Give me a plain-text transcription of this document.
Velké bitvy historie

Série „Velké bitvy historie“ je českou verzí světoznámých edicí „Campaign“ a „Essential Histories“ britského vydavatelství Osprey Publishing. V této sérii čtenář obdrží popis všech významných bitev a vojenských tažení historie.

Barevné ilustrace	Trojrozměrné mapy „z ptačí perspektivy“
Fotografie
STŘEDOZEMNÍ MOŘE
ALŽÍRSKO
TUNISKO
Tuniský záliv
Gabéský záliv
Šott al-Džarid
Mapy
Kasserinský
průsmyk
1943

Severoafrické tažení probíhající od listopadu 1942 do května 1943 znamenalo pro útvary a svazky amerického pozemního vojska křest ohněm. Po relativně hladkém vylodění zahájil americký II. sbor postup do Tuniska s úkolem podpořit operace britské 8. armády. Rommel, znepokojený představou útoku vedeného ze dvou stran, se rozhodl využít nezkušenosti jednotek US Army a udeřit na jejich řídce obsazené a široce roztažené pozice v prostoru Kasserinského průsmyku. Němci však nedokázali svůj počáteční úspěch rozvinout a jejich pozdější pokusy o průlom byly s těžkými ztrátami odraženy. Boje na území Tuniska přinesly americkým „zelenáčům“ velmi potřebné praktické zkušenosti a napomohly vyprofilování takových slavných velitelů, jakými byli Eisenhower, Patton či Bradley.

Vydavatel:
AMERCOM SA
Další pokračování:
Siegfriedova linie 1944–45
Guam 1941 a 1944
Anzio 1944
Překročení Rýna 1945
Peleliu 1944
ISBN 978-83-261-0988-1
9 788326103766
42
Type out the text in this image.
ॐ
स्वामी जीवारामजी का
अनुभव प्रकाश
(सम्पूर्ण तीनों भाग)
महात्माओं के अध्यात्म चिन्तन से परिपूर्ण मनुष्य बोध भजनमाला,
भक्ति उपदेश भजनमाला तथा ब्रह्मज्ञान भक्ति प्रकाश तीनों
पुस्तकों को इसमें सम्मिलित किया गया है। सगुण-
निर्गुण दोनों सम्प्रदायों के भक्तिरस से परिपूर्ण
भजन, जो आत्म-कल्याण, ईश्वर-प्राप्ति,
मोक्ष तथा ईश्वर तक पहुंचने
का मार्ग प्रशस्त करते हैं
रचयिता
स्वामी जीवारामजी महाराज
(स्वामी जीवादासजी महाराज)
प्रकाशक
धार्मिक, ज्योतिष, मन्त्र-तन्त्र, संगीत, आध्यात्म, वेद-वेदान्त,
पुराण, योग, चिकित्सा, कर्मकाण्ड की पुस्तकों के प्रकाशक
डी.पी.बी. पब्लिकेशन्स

===

Scan the material above. Return every line containing the string "bitvy".

Velké bitvy historie
Série „Velké bitvy historie“ je českou verzí světoznámých edicí „Campaign“ a „Essential Histories“ britského vydavatelství Osprey Publishing. V této sérii čtenář obdrží popis všech významných bitev a vojenských tažení historie.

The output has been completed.